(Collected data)
______

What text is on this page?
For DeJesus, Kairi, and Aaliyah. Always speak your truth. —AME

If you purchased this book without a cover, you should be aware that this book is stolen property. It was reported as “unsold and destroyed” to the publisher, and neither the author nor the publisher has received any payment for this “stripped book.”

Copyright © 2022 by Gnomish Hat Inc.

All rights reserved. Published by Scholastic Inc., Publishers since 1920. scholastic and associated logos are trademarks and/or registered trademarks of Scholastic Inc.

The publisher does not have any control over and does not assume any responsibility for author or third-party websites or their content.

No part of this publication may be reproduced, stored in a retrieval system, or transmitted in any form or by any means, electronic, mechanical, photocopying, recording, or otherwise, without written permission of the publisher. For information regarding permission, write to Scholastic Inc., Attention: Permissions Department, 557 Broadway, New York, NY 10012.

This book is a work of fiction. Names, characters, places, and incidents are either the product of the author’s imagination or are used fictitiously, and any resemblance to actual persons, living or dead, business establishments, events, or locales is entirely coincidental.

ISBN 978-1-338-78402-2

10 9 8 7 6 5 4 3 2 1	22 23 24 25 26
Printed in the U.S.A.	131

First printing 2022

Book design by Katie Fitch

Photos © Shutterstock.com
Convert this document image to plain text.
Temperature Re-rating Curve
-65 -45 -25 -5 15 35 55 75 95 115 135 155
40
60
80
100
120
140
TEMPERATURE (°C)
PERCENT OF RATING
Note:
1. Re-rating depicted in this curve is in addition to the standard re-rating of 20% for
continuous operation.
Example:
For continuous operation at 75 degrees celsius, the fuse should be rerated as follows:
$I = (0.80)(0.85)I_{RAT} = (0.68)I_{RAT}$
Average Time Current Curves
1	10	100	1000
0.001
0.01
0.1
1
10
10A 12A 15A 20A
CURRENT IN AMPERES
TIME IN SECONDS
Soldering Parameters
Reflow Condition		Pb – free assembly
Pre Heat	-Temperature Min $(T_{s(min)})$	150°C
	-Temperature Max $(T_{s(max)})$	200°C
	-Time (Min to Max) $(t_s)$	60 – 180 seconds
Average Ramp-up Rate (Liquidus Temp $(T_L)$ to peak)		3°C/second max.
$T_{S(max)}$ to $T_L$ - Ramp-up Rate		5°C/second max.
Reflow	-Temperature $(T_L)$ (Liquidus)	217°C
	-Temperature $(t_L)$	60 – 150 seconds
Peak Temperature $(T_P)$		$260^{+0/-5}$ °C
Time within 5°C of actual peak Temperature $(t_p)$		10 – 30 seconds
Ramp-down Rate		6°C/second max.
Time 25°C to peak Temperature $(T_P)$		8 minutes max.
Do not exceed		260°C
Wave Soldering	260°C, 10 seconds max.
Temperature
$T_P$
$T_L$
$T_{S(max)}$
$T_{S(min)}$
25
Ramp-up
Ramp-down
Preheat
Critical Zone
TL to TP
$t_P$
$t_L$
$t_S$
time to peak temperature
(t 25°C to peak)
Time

______

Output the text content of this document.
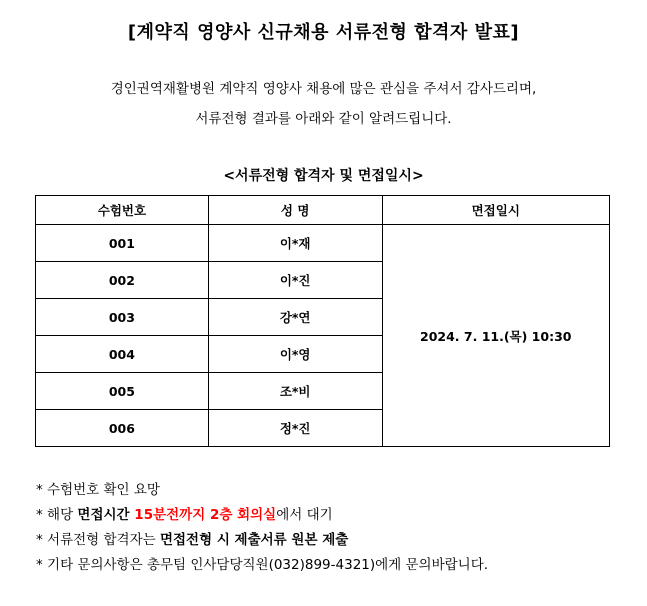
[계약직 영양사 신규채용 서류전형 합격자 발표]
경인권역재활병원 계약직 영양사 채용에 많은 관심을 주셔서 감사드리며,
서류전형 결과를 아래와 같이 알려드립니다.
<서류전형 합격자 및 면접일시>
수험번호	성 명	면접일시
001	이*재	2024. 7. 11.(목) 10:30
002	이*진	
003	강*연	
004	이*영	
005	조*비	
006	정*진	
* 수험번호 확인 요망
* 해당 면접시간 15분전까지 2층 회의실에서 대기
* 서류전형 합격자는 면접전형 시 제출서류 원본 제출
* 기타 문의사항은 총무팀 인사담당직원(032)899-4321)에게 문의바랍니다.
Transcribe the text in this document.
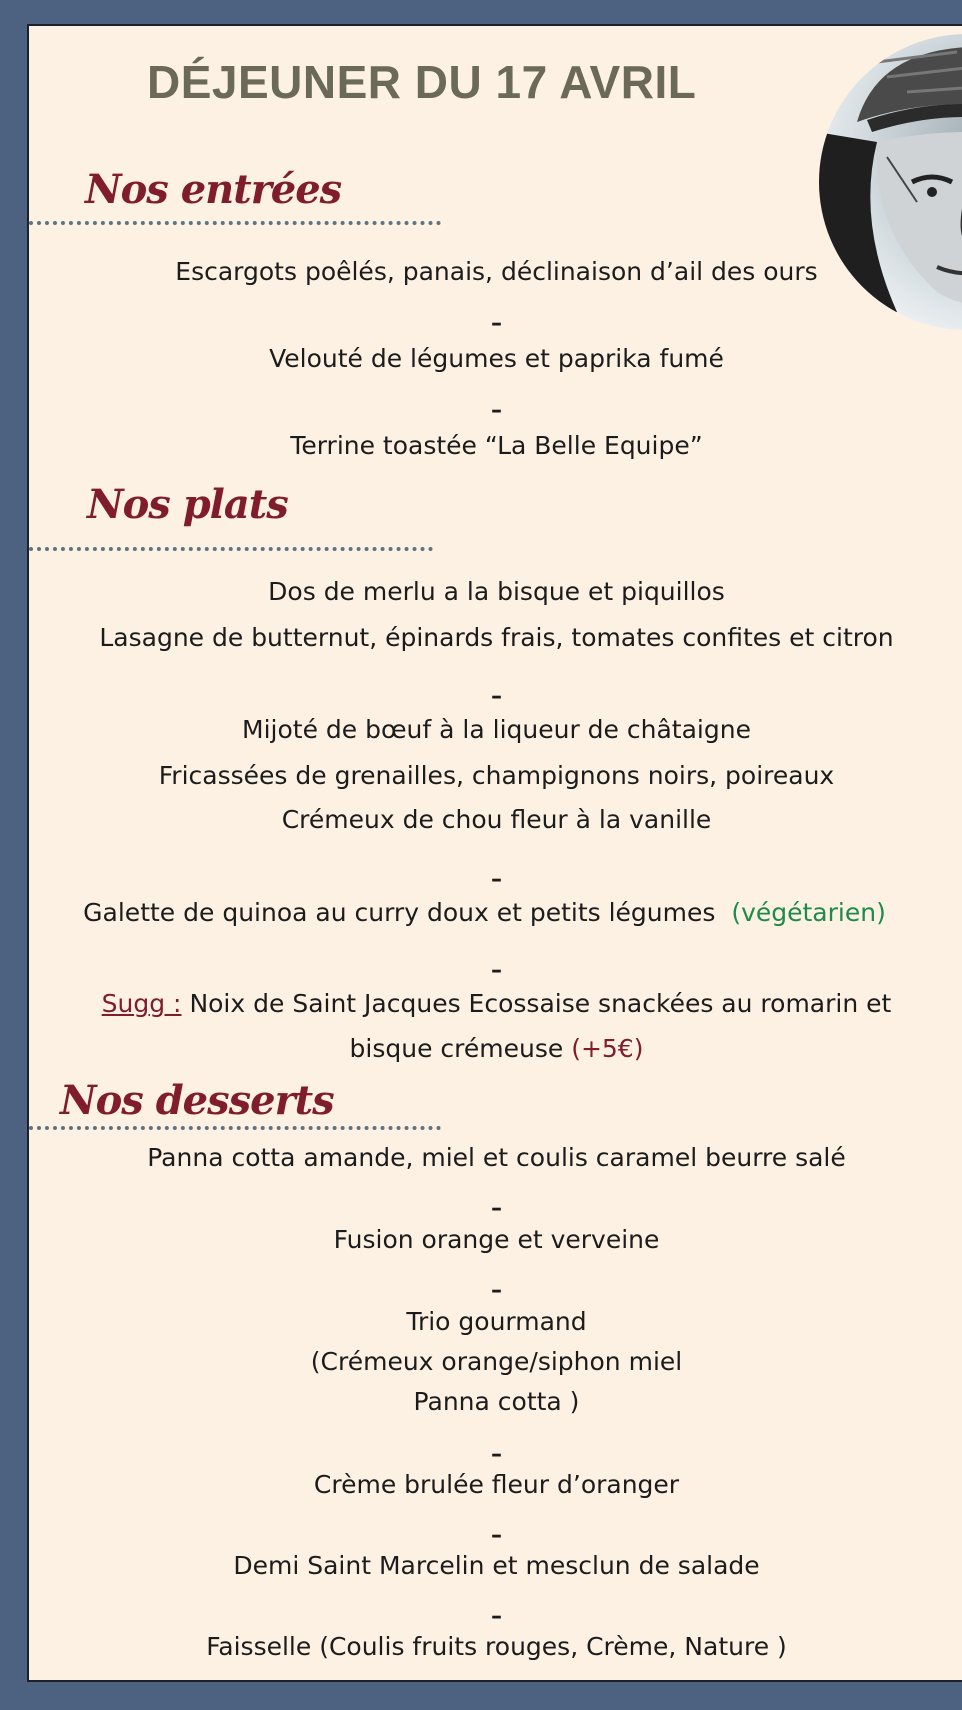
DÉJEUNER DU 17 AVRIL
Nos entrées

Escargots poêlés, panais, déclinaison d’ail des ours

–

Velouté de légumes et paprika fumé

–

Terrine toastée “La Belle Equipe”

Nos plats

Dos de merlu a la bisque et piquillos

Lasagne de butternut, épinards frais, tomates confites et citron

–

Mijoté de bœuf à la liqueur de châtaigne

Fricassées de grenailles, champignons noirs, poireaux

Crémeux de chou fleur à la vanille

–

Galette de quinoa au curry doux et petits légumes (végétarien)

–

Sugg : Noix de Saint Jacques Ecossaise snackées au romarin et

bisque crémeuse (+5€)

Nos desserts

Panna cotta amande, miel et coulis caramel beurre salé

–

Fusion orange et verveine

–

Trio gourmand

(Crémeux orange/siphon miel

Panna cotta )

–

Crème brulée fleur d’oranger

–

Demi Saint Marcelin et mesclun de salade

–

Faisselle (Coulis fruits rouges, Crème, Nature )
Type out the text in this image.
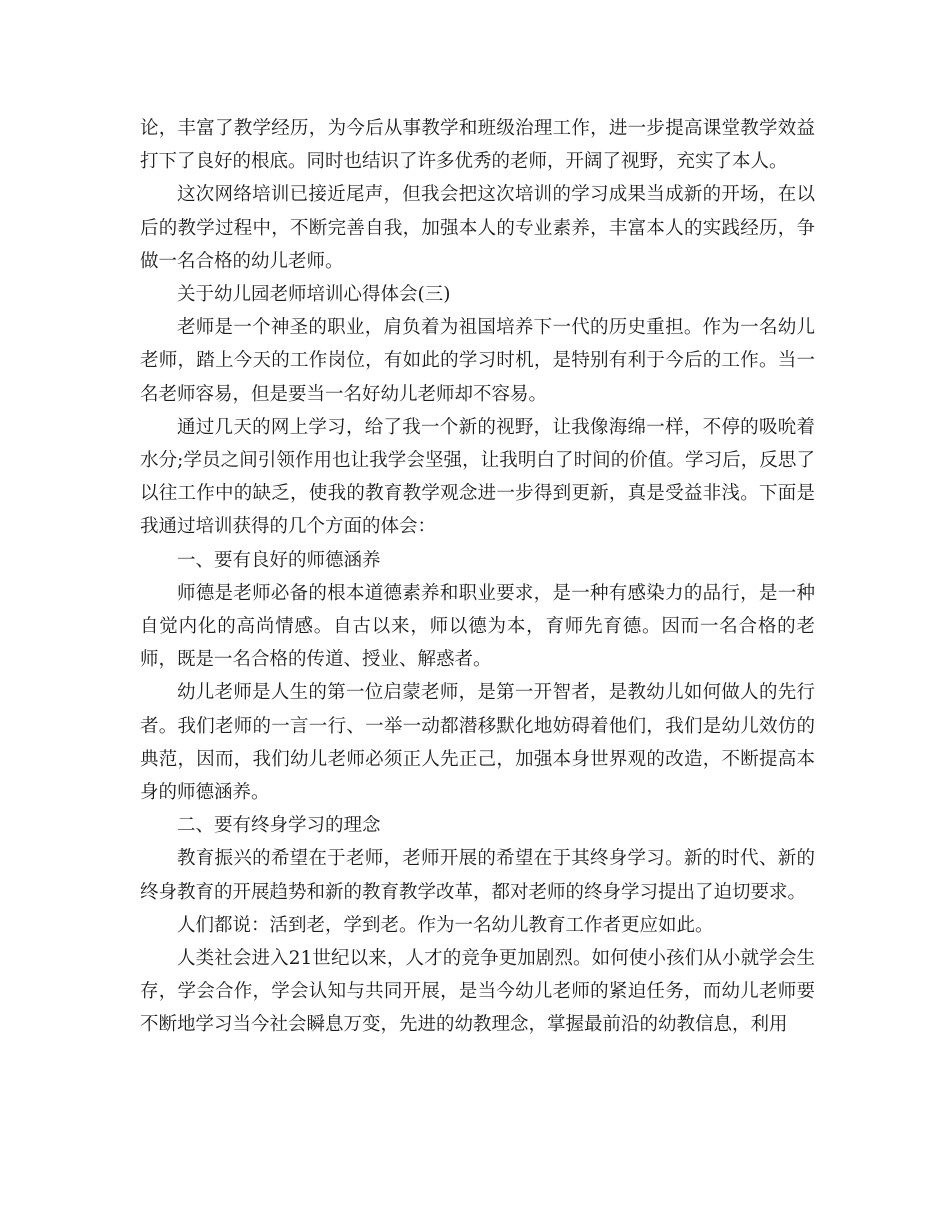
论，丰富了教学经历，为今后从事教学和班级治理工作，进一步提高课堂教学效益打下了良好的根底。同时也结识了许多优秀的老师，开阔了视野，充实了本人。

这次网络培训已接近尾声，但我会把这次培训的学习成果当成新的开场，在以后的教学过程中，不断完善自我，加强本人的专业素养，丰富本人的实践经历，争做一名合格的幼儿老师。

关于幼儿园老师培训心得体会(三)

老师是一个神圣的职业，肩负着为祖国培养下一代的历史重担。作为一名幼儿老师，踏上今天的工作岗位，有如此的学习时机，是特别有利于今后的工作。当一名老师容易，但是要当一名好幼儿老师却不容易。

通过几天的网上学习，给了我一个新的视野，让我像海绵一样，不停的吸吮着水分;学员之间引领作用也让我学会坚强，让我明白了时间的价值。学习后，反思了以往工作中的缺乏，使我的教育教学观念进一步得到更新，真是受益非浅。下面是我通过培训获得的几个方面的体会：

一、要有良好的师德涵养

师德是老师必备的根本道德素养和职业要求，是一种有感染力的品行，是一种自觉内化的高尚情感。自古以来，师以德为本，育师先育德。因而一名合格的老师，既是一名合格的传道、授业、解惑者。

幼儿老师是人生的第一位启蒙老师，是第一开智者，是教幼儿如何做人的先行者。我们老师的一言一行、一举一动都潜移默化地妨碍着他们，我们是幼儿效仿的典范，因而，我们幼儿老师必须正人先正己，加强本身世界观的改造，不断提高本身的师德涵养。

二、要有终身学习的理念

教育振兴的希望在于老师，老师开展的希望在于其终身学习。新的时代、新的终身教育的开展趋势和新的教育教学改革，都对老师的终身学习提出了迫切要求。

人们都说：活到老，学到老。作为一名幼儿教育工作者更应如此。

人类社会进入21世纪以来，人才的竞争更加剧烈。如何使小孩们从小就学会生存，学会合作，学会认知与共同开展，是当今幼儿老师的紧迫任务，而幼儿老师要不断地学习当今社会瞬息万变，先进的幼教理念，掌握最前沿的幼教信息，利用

______

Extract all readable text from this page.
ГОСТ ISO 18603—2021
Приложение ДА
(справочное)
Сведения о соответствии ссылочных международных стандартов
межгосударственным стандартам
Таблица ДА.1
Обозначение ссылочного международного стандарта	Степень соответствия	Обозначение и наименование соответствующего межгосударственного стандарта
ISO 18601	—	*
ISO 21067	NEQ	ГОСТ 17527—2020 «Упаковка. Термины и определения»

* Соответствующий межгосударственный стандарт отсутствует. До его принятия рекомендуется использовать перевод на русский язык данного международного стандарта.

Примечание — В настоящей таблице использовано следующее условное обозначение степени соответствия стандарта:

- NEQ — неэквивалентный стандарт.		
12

______

_Task instructions_
The required answer is a single number: the count of lines in the entries that hold the string "fleur".

_Response for this exercise_
2